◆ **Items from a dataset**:
-----
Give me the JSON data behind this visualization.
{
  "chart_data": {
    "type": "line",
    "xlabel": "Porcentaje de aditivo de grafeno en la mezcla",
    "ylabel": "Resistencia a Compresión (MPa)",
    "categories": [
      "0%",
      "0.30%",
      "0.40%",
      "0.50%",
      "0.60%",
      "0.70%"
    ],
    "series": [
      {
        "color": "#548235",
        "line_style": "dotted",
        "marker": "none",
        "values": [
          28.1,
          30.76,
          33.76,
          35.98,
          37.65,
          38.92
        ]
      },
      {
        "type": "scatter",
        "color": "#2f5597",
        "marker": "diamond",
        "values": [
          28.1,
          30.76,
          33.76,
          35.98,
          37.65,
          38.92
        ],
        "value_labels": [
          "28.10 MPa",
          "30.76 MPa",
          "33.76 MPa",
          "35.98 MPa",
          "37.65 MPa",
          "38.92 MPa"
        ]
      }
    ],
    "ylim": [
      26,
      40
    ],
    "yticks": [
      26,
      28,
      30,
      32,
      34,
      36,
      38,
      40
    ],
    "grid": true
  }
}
-----
◆ **Exercise goal**:
Repeat each entry word for word.

◆ **Final answer**:
Give me the JSON data behind this visualization.
{
  "chart_data": {
    "type": "line",
    "xlabel": "Porcentaje de aditivo de grafeno en la mezcla",
    "ylabel": "Resistencia a Compresión (MPa)",
    "categories": [
      "0%",
      "0.30%",
      "0.40%",
      "0.50%",
      "0.60%",
      "0.70%"
    ],
    "series": [
      {
        "color": "#548235",
        "line_style": "dotted",
        "marker": "none",
        "values": [
          28.1,
          30.76,
          33.76,
          35.98,
          37.65,
          38.92
        ]
      },
      {
        "type": "scatter",
        "color": "#2f5597",
        "marker": "diamond",
        "values": [
          28.1,
          30.76,
          33.76,
          35.98,
          37.65,
          38.92
        ],
        "value_labels": [
          "28.10 MPa",
          "30.76 MPa",
          "33.76 MPa",
          "35.98 MPa",
          "37.65 MPa",
          "38.92 MPa"
        ]
      }
    ],
    "ylim": [
      26,
      40
    ],
    "yticks": [
      26,
      28,
      30,
      32,
      34,
      36,
      38,
      40
    ],
    "grid": true
  }
}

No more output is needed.